- OBJECTIVE
Rewrite each line of the records below as a numbered list, leaving out any blank lines.

- DATA EXTRACT

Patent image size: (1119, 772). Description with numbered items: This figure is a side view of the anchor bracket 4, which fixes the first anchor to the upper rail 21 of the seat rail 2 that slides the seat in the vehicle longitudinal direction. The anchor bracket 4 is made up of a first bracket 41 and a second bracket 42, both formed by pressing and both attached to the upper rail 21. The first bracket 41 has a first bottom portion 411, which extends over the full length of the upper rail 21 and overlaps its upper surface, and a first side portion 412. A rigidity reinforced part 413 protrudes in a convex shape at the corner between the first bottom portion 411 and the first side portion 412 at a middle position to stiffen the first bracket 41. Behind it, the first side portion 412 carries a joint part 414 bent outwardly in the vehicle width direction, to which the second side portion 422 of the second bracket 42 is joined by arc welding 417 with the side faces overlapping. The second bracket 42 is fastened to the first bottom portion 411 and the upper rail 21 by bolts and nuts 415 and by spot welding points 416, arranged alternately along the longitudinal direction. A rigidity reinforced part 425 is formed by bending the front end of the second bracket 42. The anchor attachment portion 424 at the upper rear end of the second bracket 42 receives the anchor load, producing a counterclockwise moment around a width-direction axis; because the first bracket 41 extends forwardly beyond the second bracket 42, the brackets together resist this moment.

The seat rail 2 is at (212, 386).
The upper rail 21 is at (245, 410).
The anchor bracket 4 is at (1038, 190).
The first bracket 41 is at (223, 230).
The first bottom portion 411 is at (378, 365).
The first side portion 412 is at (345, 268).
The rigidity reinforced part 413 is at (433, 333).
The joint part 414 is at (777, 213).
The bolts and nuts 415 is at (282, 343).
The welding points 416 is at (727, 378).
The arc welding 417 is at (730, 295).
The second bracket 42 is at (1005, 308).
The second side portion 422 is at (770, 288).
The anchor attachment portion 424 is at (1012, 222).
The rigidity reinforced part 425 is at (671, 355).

- RESULT FOR THIS TASK
1. Patent image size: (1119, 772). Description with numbered items: This figure is a side view of the anchor bracket 4, which fixes the first anchor to the upper rail 21 of the seat rail 2 that slides the seat in the vehicle longitudinal direction. The anchor bracket 4 is made up of a first bracket 41 and a second bracket 42, both formed by pressing and both attached to the upper rail 21. The first bracket 41 has a first bottom portion 411, which extends over the full length of the upper rail 21 and overlaps its upper surface, and a first side portion 412. A rigidity reinforced part 413 protrudes in a convex shape at the corner between the first bottom portion 411 and the first side portion 412 at a middle position to stiffen the first bracket 41. Behind it, the first side portion 412 carries a joint part 414 bent outwardly in the vehicle width direction, to which the second side portion 422 of the second bracket 42 is joined by arc welding 417 with the side faces overlapping. The second bracket 42 is fastened to the first bottom portion 411 and the upper rail 21 by bolts and nuts 415 and by spot welding points 416, arranged alternately along the longitudinal direction. A rigidity reinforced part 425 is formed by bending the front end of the second bracket 42. The anchor attachment portion 424 at the upper rear end of the second bracket 42 receives the anchor load, producing a counterclockwise moment around a width-direction axis; because the first bracket 41 extends forwardly beyond the second bracket 42, the brackets together resist this moment.
2. The seat rail 2 is at (212, 386).
3. The upper rail 21 is at (245, 410).
4. The anchor bracket 4 is at (1038, 190).
5. The first bracket 41 is at (223, 230).
6. The first bottom portion 411 is at (378, 365).
7. The first side portion 412 is at (345, 268).
8. The rigidity reinforced part 413 is at (433, 333).
9. The joint part 414 is at (777, 213).
10. The bolts and nuts 415 is at (282, 343).
11. The welding points 416 is at (727, 378).
12. The arc welding 417 is at (730, 295).
13. The second bracket 42 is at (1005, 308).
14. The second side portion 422 is at (770, 288).
15. The anchor attachment portion 424 is at (1012, 222).
16. The rigidity reinforced part 425 is at (671, 355).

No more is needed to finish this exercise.